Renvoyez sans aucune modification le passage du texte sur le Plan Rail Midi Pyrénées qui va de « Le Plan Rail » jusqu'à « mécaniques de signalisation. » inclus.
═════ Texte source
En Midi Pyrénées, l’audit était plus qu’inquiétant puisqu’il estimait qu’à moyens constants, le réseau régional serait privé de la quasi-totalité de sa substance, en ne conservant que les grands axes Paris – Toulouse, Bordeaux – Marseille et Toulouse – Bayonne. Les moyens mobilisés pour le Contrat de Plan Etat-Région étaient incapables d’assurer le maintien de l’intégrité du réseau.

Face à cette situation, la Région Midi Pyrénées n’avait d’autre choix que de financer très massivement la régénération du réseau ferroviaire, allant bien au-delà de sa compétence sur l’exploitation des TER et le développement du réseau, en dépit des positions de principe face à l’Etat, trop en retrait sur une vision stratégique des infrastructures. La démarche du Plan Rail a été initiée en 2007, avec la Région aux commandes puisque principal financeur (« qui paie décide »), RFF et l’Etat pour définir un programme concernant l’intégralité des lignes (à une exception près) et les moyens mobilisables.

Un programme exceptionnel

Ainsi, 820 M€ ont été mobilisés dont 400 par la seule Région, 193 par l’Etat, 179 par RFF et 48 par l’Union Européenne via le FEDER.

Le Plan Rail Midi Pyrénées poursuit 4 objectifs : pérenniser les infrastructures, améliorer la qualité des installations et le confort de voyage, assurer la sécurité et fiabiliser le service, particulièrement affecté par l’obsolescence des composants de la voie et des systèmes mécaniques de signalisation.
══════════
═════ Jeu de données
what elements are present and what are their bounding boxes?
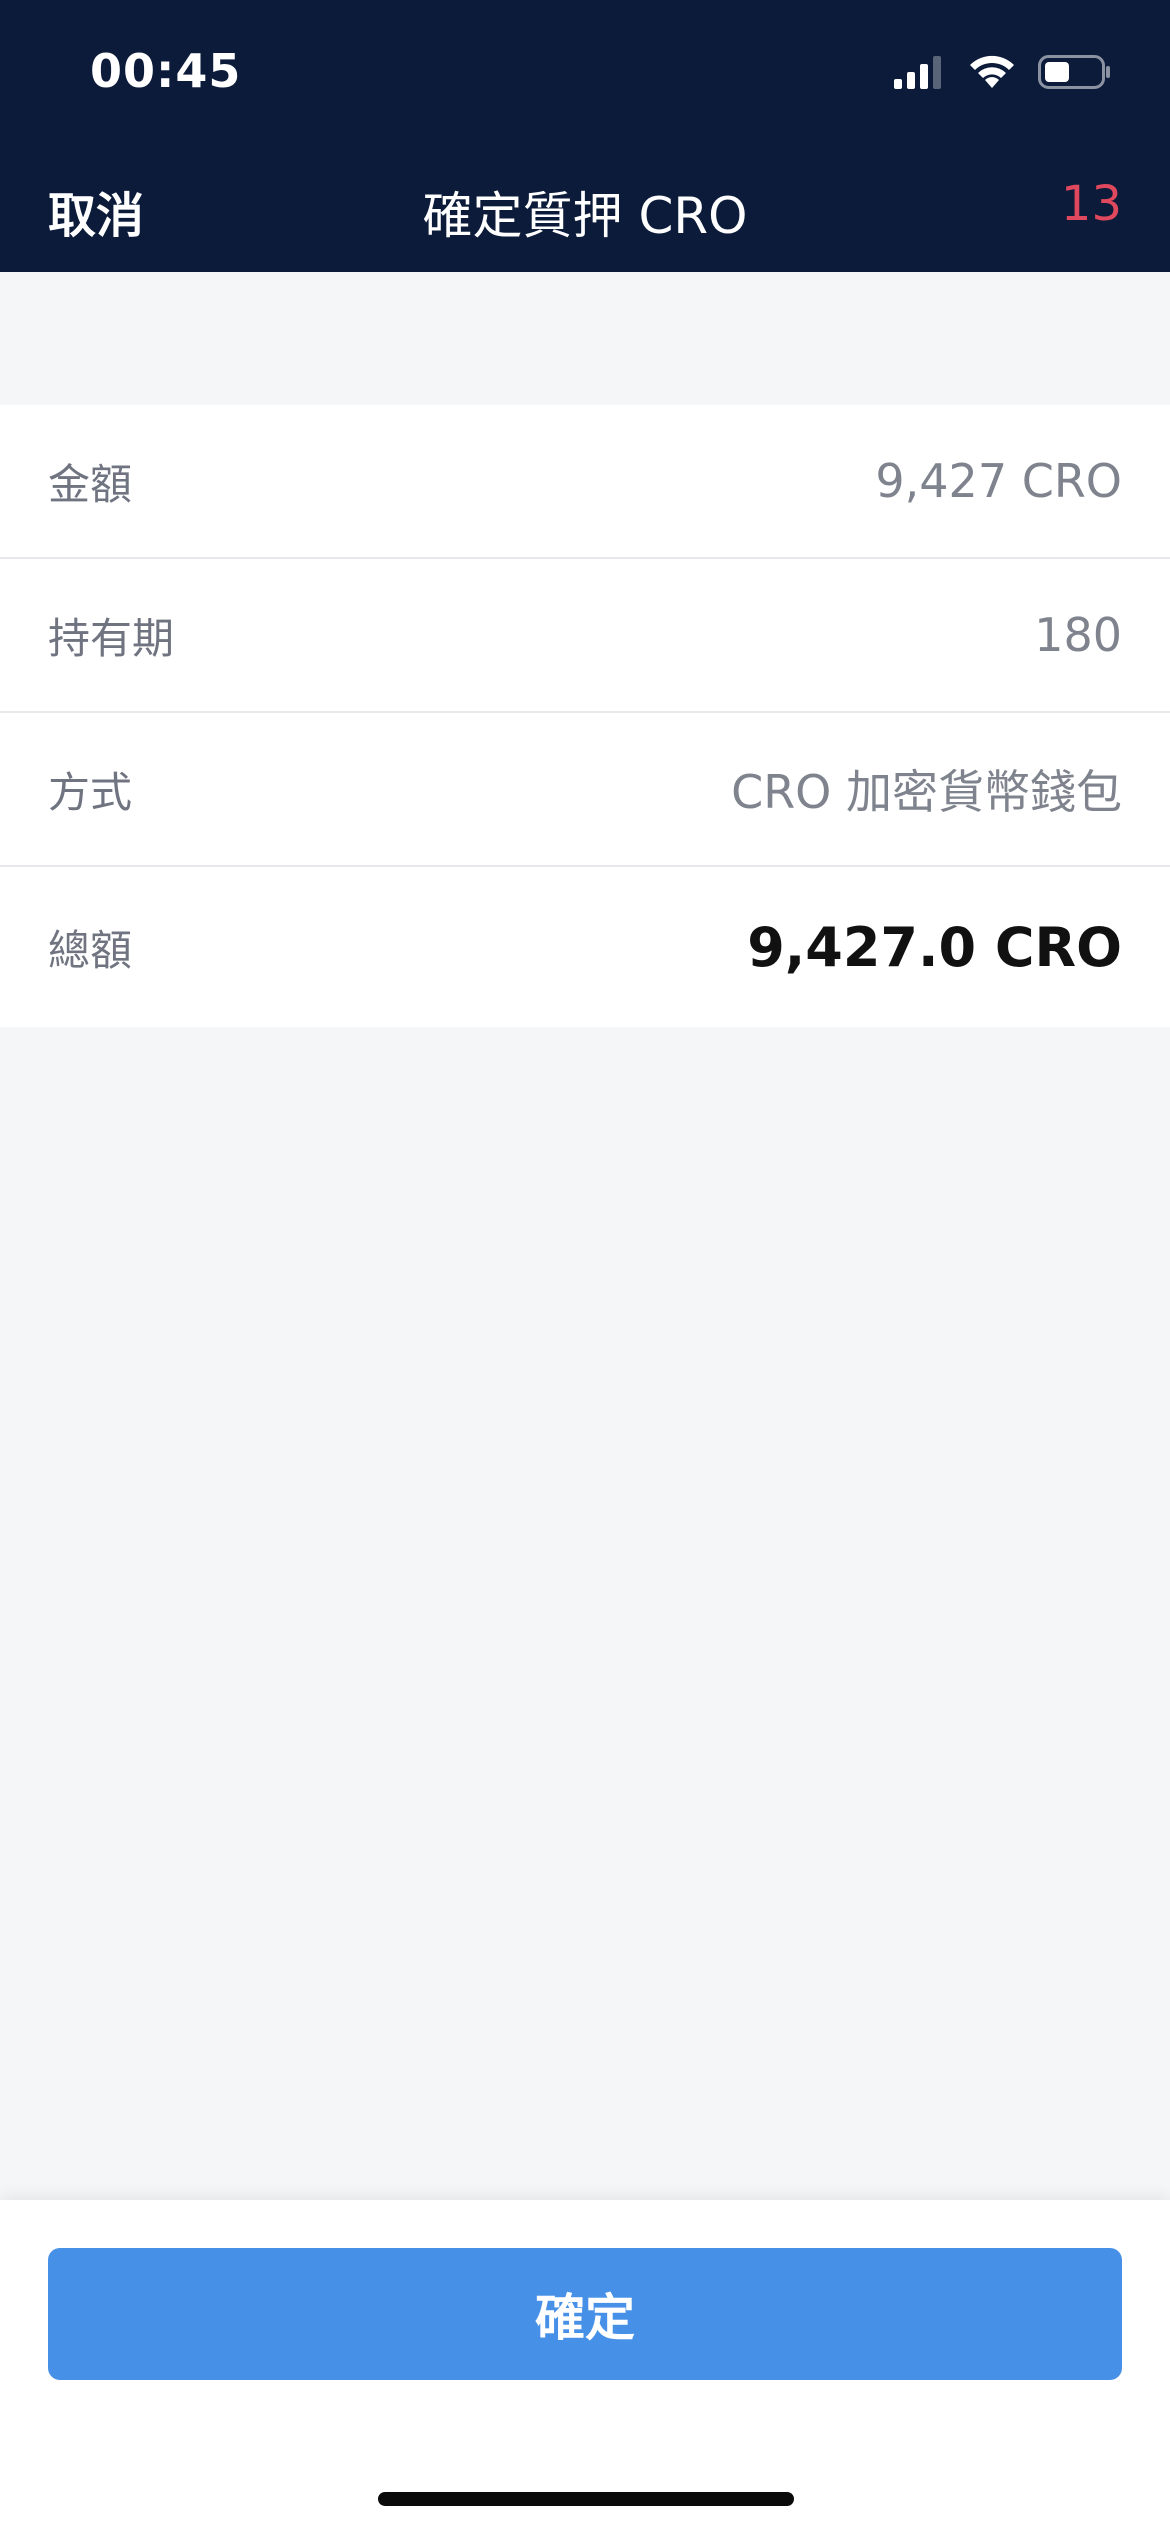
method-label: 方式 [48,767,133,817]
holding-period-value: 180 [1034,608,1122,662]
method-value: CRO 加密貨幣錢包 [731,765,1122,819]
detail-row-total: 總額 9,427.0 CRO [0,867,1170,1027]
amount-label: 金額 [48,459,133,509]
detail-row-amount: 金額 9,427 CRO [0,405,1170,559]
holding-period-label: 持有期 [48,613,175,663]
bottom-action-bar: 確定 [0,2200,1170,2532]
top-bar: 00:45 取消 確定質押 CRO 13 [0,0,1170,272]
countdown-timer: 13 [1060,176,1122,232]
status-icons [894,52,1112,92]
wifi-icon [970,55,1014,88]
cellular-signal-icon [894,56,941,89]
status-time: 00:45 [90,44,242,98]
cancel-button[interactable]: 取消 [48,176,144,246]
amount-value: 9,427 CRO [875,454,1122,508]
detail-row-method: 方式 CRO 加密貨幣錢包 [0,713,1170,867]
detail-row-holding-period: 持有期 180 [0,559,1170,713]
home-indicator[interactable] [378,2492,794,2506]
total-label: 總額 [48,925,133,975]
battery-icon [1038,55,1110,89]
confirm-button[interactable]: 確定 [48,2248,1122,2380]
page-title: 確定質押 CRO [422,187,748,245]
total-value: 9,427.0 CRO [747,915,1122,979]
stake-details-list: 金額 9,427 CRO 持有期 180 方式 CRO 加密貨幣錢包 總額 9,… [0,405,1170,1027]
══════════
═════ Jeu de données
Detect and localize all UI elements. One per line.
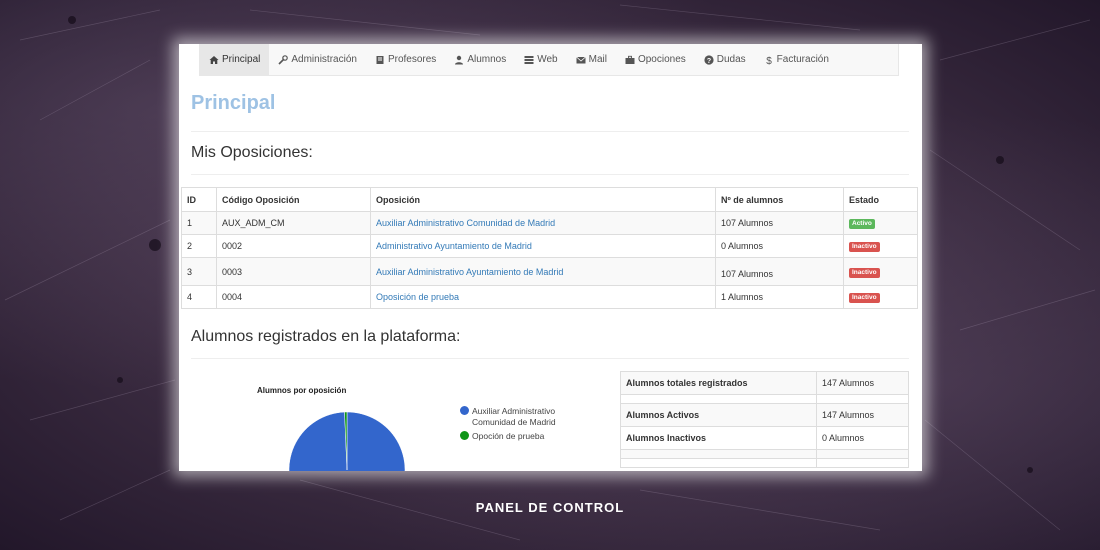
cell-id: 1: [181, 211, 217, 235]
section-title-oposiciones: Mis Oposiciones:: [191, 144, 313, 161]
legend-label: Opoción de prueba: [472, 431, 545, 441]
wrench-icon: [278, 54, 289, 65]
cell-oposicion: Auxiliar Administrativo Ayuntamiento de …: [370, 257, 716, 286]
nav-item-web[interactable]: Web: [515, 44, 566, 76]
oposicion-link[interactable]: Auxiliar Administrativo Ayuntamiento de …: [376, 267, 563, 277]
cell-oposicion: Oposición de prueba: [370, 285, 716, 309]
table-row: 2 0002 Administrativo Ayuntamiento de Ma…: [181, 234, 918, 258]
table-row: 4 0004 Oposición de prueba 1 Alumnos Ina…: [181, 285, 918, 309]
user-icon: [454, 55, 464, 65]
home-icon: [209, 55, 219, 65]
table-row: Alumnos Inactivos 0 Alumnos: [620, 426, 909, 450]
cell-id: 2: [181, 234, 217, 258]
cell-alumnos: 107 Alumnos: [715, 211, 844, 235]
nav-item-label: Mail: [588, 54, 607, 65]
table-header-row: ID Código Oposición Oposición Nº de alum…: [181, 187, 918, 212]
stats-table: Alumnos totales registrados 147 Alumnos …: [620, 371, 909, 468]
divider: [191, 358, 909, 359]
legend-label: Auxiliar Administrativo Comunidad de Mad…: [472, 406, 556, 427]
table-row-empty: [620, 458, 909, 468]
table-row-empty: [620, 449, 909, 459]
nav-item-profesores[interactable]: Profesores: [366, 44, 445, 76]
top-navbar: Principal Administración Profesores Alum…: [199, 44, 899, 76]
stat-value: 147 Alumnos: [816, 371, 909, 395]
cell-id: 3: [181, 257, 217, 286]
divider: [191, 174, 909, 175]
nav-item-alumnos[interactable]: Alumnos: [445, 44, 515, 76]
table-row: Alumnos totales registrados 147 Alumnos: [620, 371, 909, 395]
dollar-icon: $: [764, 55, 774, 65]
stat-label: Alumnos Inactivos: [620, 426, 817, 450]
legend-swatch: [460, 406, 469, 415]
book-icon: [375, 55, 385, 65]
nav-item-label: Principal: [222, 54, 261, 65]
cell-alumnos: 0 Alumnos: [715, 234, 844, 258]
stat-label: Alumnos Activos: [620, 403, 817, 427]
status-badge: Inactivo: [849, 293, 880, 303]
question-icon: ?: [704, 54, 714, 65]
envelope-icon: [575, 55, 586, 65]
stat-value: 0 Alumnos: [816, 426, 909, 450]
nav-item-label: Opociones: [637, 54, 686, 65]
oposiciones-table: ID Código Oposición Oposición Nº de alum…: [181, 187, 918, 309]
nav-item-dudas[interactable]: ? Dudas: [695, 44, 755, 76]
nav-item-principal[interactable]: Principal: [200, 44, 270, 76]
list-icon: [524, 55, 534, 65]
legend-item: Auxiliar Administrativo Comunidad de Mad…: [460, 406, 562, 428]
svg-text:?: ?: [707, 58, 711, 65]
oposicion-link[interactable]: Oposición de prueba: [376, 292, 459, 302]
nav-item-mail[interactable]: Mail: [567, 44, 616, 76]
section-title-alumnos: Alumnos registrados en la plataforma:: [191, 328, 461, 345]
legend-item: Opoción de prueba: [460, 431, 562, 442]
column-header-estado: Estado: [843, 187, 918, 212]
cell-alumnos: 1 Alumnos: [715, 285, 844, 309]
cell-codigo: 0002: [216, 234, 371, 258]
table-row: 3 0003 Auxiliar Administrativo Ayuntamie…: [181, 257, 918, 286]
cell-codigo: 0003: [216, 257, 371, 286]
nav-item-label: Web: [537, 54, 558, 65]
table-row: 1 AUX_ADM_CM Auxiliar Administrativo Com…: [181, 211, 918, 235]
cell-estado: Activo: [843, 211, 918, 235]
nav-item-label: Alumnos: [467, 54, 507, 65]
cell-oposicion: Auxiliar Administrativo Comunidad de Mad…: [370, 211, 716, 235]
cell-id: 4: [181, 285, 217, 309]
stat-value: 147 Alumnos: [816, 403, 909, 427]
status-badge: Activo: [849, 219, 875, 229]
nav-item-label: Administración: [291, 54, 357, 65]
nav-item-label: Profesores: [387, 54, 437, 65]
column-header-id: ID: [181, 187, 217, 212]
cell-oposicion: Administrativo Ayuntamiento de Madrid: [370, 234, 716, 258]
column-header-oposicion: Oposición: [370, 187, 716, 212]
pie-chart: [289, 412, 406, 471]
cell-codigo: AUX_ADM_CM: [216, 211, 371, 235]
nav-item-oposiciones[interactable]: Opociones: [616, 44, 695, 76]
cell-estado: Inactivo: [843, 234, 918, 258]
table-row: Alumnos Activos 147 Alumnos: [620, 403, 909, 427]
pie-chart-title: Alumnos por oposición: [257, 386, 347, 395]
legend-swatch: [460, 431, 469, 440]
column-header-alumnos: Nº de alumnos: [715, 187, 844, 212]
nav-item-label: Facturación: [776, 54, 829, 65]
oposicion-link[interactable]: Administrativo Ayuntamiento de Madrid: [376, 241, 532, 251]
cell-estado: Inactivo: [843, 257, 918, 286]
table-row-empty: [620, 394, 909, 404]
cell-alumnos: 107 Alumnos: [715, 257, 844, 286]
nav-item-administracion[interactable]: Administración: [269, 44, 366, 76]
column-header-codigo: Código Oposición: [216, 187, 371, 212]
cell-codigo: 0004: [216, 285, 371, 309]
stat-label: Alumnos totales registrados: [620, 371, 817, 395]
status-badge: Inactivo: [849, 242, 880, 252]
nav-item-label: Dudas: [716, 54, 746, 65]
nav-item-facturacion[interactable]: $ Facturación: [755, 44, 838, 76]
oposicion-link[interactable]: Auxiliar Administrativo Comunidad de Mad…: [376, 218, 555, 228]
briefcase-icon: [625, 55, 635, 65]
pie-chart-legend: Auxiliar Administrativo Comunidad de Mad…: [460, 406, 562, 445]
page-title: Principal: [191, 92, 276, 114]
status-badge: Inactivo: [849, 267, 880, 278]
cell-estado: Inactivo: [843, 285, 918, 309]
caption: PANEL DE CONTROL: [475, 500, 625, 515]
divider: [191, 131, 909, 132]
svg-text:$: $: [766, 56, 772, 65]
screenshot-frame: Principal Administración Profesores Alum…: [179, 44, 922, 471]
══════════
### Exercice corrigé
Le Plan Rail Midi Pyrénées poursuit 4 objectifs : pérenniser les infrastructures, améliorer la qualité des installations et le confort de voyage, assurer la sécurité et fiabiliser le service, particulièrement affecté par l’obsolescence des composants de la voie et des systèmes mécaniques de signalisation.